--- What to work on ---
Exactly reproduce each entry, leaving out nothing.

--- Recorded data ---

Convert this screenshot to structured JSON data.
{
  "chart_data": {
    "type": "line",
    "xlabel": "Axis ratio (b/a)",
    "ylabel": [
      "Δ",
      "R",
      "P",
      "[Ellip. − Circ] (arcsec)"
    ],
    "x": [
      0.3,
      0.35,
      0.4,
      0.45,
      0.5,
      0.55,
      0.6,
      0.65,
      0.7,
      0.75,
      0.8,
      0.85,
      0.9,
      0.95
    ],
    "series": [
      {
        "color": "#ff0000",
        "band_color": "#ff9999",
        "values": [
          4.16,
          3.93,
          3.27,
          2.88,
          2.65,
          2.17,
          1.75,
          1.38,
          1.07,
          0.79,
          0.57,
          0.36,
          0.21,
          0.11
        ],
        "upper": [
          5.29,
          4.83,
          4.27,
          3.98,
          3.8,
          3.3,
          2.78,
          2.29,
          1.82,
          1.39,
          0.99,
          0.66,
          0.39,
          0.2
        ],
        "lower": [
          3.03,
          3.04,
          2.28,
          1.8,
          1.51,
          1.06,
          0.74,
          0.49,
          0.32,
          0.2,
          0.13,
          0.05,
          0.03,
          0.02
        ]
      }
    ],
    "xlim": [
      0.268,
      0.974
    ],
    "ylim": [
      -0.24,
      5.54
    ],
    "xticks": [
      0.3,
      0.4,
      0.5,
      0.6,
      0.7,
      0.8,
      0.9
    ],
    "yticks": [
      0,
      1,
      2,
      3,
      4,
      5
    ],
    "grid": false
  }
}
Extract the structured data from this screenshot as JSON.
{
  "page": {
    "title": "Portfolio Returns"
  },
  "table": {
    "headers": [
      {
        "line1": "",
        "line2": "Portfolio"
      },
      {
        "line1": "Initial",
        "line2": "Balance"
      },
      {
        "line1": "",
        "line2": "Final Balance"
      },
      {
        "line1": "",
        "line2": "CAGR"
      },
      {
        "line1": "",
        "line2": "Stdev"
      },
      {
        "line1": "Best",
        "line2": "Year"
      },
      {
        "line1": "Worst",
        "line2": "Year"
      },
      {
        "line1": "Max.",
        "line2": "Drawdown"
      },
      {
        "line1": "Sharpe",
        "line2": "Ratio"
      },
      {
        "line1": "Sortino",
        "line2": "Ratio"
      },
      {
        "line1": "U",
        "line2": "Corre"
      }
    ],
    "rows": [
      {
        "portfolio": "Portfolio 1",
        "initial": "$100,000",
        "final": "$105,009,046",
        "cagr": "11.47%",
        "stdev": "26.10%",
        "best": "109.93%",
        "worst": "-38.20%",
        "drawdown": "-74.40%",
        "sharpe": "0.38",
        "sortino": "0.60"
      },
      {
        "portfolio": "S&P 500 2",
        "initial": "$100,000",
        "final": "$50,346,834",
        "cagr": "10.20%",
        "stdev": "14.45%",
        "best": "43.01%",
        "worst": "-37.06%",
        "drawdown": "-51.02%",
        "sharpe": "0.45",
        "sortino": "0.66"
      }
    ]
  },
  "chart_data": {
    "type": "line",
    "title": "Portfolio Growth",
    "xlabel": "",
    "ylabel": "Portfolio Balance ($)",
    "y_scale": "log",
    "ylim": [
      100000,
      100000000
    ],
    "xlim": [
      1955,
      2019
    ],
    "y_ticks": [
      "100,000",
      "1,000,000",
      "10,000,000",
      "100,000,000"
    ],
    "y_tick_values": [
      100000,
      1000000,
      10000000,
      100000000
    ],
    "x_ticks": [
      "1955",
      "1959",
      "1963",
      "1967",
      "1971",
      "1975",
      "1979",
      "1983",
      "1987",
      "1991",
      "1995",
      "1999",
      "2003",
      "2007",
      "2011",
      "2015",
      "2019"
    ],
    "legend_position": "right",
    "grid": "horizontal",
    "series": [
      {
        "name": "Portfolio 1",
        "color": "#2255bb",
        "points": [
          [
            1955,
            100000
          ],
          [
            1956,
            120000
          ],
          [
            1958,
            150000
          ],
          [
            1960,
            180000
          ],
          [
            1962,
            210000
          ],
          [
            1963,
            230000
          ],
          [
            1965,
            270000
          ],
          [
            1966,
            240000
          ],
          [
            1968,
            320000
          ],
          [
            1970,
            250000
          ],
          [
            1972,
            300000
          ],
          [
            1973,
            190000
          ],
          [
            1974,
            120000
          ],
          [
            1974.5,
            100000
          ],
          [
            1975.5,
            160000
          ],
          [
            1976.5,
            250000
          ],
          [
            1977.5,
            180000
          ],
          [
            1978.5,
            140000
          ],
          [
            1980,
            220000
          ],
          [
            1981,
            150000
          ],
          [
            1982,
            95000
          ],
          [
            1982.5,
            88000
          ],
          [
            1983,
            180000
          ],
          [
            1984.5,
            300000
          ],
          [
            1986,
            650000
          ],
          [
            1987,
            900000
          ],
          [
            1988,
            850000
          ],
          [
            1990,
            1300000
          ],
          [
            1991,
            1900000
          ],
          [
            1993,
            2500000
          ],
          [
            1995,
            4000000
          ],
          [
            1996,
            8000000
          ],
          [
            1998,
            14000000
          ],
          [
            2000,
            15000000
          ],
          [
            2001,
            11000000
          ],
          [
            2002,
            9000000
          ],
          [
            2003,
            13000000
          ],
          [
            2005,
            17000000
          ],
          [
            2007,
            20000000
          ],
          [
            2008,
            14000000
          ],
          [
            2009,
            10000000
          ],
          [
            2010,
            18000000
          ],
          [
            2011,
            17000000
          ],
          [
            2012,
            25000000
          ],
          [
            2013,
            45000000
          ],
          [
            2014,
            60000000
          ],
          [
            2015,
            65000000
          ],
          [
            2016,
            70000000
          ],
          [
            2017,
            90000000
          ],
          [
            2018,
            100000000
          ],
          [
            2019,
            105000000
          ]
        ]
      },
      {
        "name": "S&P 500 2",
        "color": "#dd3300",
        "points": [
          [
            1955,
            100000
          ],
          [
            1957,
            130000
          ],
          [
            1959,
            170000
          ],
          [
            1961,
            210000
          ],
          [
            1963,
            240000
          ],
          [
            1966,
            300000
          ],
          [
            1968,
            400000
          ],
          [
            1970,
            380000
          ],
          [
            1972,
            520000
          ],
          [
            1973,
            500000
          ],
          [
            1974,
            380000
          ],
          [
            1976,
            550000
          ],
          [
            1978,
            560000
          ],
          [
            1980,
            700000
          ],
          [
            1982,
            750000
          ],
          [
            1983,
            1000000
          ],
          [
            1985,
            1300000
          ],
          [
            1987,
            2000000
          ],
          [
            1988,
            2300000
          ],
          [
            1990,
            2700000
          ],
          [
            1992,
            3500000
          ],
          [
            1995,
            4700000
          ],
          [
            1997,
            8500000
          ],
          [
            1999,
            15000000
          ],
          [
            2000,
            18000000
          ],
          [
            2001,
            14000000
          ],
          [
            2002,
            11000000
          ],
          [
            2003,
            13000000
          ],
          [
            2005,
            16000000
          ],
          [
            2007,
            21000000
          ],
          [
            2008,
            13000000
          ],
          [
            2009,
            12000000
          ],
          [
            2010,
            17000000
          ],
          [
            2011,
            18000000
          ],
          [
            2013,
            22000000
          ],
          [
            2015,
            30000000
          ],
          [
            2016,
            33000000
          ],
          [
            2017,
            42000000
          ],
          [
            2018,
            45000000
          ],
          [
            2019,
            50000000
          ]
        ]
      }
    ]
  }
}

--- Final answer ---
Convert this screenshot to structured JSON data.
{
  "chart_data": {
    "type": "line",
    "xlabel": "Axis ratio (b/a)",
    "ylabel": [
      "Δ",
      "R",
      "P",
      "[Ellip. − Circ] (arcsec)"
    ],
    "x": [
      0.3,
      0.35,
      0.4,
      0.45,
      0.5,
      0.55,
      0.6,
      0.65,
      0.7,
      0.75,
      0.8,
      0.85,
      0.9,
      0.95
    ],
    "series": [
      {
        "color": "#ff0000",
        "band_color": "#ff9999",
        "values": [
          4.16,
          3.93,
          3.27,
          2.88,
          2.65,
          2.17,
          1.75,
          1.38,
          1.07,
          0.79,
          0.57,
          0.36,
          0.21,
          0.11
        ],
        "upper": [
          5.29,
          4.83,
          4.27,
          3.98,
          3.8,
          3.3,
          2.78,
          2.29,
          1.82,
          1.39,
          0.99,
          0.66,
          0.39,
          0.2
        ],
        "lower": [
          3.03,
          3.04,
          2.28,
          1.8,
          1.51,
          1.06,
          0.74,
          0.49,
          0.32,
          0.2,
          0.13,
          0.05,
          0.03,
          0.02
        ]
      }
    ],
    "xlim": [
      0.268,
      0.974
    ],
    "ylim": [
      -0.24,
      5.54
    ],
    "xticks": [
      0.3,
      0.4,
      0.5,
      0.6,
      0.7,
      0.8,
      0.9
    ],
    "yticks": [
      0,
      1,
      2,
      3,
      4,
      5
    ],
    "grid": false
  }
}
Extract the structured data from this screenshot as JSON.
{
  "page": {
    "title": "Portfolio Returns"
  },
  "table": {
    "headers": [
      {
        "line1": "",
        "line2": "Portfolio"
      },
      {
        "line1": "Initial",
        "line2": "Balance"
      },
      {
        "line1": "",
        "line2": "Final Balance"
      },
      {
        "line1": "",
        "line2": "CAGR"
      },
      {
        "line1": "",
        "line2": "Stdev"
      },
      {
        "line1": "Best",
        "line2": "Year"
      },
      {
        "line1": "Worst",
        "line2": "Year"
      },
      {
        "line1": "Max.",
        "line2": "Drawdown"
      },
      {
        "line1": "Sharpe",
        "line2": "Ratio"
      },
      {
        "line1": "Sortino",
        "line2": "Ratio"
      },
      {
        "line1": "U",
        "line2": "Corre"
      }
    ],
    "rows": [
      {
        "portfolio": "Portfolio 1",
        "initial": "$100,000",
        "final": "$105,009,046",
        "cagr": "11.47%",
        "stdev": "26.10%",
        "best": "109.93%",
        "worst": "-38.20%",
        "drawdown": "-74.40%",
        "sharpe": "0.38",
        "sortino": "0.60"
      },
      {
        "portfolio": "S&P 500 2",
        "initial": "$100,000",
        "final": "$50,346,834",
        "cagr": "10.20%",
        "stdev": "14.45%",
        "best": "43.01%",
        "worst": "-37.06%",
        "drawdown": "-51.02%",
        "sharpe": "0.45",
        "sortino": "0.66"
      }
    ]
  },
  "chart_data": {
    "type": "line",
    "title": "Portfolio Growth",
    "xlabel": "",
    "ylabel": "Portfolio Balance ($)",
    "y_scale": "log",
    "ylim": [
      100000,
      100000000
    ],
    "xlim": [
      1955,
      2019
    ],
    "y_ticks": [
      "100,000",
      "1,000,000",
      "10,000,000",
      "100,000,000"
    ],
    "y_tick_values": [
      100000,
      1000000,
      10000000,
      100000000
    ],
    "x_ticks": [
      "1955",
      "1959",
      "1963",
      "1967",
      "1971",
      "1975",
      "1979",
      "1983",
      "1987",
      "1991",
      "1995",
      "1999",
      "2003",
      "2007",
      "2011",
      "2015",
      "2019"
    ],
    "legend_position": "right",
    "grid": "horizontal",
    "series": [
      {
        "name": "Portfolio 1",
        "color": "#2255bb",
        "points": [
          [
            1955,
            100000
          ],
          [
            1956,
            120000
          ],
          [
            1958,
            150000
          ],
          [
            1960,
            180000
          ],
          [
            1962,
            210000
          ],
          [
            1963,
            230000
          ],
          [
            1965,
            270000
          ],
          [
            1966,
            240000
          ],
          [
            1968,
            320000
          ],
          [
            1970,
            250000
          ],
          [
            1972,
            300000
          ],
          [
            1973,
            190000
          ],
          [
            1974,
            120000
          ],
          [
            1974.5,
            100000
          ],
          [
            1975.5,
            160000
          ],
          [
            1976.5,
            250000
          ],
          [
            1977.5,
            180000
          ],
          [
            1978.5,
            140000
          ],
          [
            1980,
            220000
          ],
          [
            1981,
            150000
          ],
          [
            1982,
            95000
          ],
          [
            1982.5,
            88000
          ],
          [
            1983,
            180000
          ],
          [
            1984.5,
            300000
          ],
          [
            1986,
            650000
          ],
          [
            1987,
            900000
          ],
          [
            1988,
            850000
          ],
          [
            1990,
            1300000
          ],
          [
            1991,
            1900000
          ],
          [
            1993,
            2500000
          ],
          [
            1995,
            4000000
          ],
          [
            1996,
            8000000
          ],
          [
            1998,
            14000000
          ],
          [
            2000,
            15000000
          ],
          [
            2001,
            11000000
          ],
          [
            2002,
            9000000
          ],
          [
            2003,
            13000000
          ],
          [
            2005,
            17000000
          ],
          [
            2007,
            20000000
          ],
          [
            2008,
            14000000
          ],
          [
            2009,
            10000000
          ],
          [
            2010,
            18000000
          ],
          [
            2011,
            17000000
          ],
          [
            2012,
            25000000
          ],
          [
            2013,
            45000000
          ],
          [
            2014,
            60000000
          ],
          [
            2015,
            65000000
          ],
          [
            2016,
            70000000
          ],
          [
            2017,
            90000000
          ],
          [
            2018,
            100000000
          ],
          [
            2019,
            105000000
          ]
        ]
      },
      {
        "name": "S&P 500 2",
        "color": "#dd3300",
        "points": [
          [
            1955,
            100000
          ],
          [
            1957,
            130000
          ],
          [
            1959,
            170000
          ],
          [
            1961,
            210000
          ],
          [
            1963,
            240000
          ],
          [
            1966,
            300000
          ],
          [
            1968,
            400000
          ],
          [
            1970,
            380000
          ],
          [
            1972,
            520000
          ],
          [
            1973,
            500000
          ],
          [
            1974,
            380000
          ],
          [
            1976,
            550000
          ],
          [
            1978,
            560000
          ],
          [
            1980,
            700000
          ],
          [
            1982,
            750000
          ],
          [
            1983,
            1000000
          ],
          [
            1985,
            1300000
          ],
          [
            1987,
            2000000
          ],
          [
            1988,
            2300000
          ],
          [
            1990,
            2700000
          ],
          [
            1992,
            3500000
          ],
          [
            1995,
            4700000
          ],
          [
            1997,
            8500000
          ],
          [
            1999,
            15000000
          ],
          [
            2000,
            18000000
          ],
          [
            2001,
            14000000
          ],
          [
            2002,
            11000000
          ],
          [
            2003,
            13000000
          ],
          [
            2005,
            16000000
          ],
          [
            2007,
            21000000
          ],
          [
            2008,
            13000000
          ],
          [
            2009,
            12000000
          ],
          [
            2010,
            17000000
          ],
          [
            2011,
            18000000
          ],
          [
            2013,
            22000000
          ],
          [
            2015,
            30000000
          ],
          [
            2016,
            33000000
          ],
          [
            2017,
            42000000
          ],
          [
            2018,
            45000000
          ],
          [
            2019,
            50000000
          ]
        ]
      }
    ]
  }
}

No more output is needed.